## Exercise directions
Can you transcribe every record below exactly as it appears?

(Records that describe figures)
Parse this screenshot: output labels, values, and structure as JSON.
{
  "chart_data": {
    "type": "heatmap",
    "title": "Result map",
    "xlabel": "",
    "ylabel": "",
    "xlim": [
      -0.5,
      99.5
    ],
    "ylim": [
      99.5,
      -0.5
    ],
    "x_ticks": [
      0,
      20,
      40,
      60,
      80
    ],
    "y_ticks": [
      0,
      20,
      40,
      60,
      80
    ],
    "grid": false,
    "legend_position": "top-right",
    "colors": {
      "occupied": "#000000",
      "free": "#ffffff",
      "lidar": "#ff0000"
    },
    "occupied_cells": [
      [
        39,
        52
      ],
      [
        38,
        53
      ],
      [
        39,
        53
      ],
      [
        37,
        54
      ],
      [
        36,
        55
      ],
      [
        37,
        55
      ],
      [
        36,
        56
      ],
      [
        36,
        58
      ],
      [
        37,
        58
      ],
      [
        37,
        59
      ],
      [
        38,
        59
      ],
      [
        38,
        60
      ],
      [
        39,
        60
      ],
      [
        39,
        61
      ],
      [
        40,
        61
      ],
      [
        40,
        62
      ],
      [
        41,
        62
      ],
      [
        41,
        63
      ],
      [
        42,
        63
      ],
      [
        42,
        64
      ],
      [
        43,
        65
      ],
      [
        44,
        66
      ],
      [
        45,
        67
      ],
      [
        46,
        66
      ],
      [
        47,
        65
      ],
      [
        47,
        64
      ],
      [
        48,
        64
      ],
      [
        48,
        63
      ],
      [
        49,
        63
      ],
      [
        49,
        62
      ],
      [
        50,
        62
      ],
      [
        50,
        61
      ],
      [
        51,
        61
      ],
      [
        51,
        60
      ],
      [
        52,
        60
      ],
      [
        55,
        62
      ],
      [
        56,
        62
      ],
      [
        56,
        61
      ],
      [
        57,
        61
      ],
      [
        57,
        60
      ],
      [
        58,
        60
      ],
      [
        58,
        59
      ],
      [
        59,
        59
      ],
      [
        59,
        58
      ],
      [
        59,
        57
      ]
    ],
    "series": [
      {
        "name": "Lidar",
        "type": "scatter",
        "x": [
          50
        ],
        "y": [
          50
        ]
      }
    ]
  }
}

## Output of the exercise
Parse this screenshot: output labels, values, and structure as JSON.
{
  "chart_data": {
    "type": "heatmap",
    "title": "Result map",
    "xlabel": "",
    "ylabel": "",
    "xlim": [
      -0.5,
      99.5
    ],
    "ylim": [
      99.5,
      -0.5
    ],
    "x_ticks": [
      0,
      20,
      40,
      60,
      80
    ],
    "y_ticks": [
      0,
      20,
      40,
      60,
      80
    ],
    "grid": false,
    "legend_position": "top-right",
    "colors": {
      "occupied": "#000000",
      "free": "#ffffff",
      "lidar": "#ff0000"
    },
    "occupied_cells": [
      [
        39,
        52
      ],
      [
        38,
        53
      ],
      [
        39,
        53
      ],
      [
        37,
        54
      ],
      [
        36,
        55
      ],
      [
        37,
        55
      ],
      [
        36,
        56
      ],
      [
        36,
        58
      ],
      [
        37,
        58
      ],
      [
        37,
        59
      ],
      [
        38,
        59
      ],
      [
        38,
        60
      ],
      [
        39,
        60
      ],
      [
        39,
        61
      ],
      [
        40,
        61
      ],
      [
        40,
        62
      ],
      [
        41,
        62
      ],
      [
        41,
        63
      ],
      [
        42,
        63
      ],
      [
        42,
        64
      ],
      [
        43,
        65
      ],
      [
        44,
        66
      ],
      [
        45,
        67
      ],
      [
        46,
        66
      ],
      [
        47,
        65
      ],
      [
        47,
        64
      ],
      [
        48,
        64
      ],
      [
        48,
        63
      ],
      [
        49,
        63
      ],
      [
        49,
        62
      ],
      [
        50,
        62
      ],
      [
        50,
        61
      ],
      [
        51,
        61
      ],
      [
        51,
        60
      ],
      [
        52,
        60
      ],
      [
        55,
        62
      ],
      [
        56,
        62
      ],
      [
        56,
        61
      ],
      [
        57,
        61
      ],
      [
        57,
        60
      ],
      [
        58,
        60
      ],
      [
        58,
        59
      ],
      [
        59,
        59
      ],
      [
        59,
        58
      ],
      [
        59,
        57
      ]
    ],
    "series": [
      {
        "name": "Lidar",
        "type": "scatter",
        "x": [
          50
        ],
        "y": [
          50
        ]
      }
    ]
  }
}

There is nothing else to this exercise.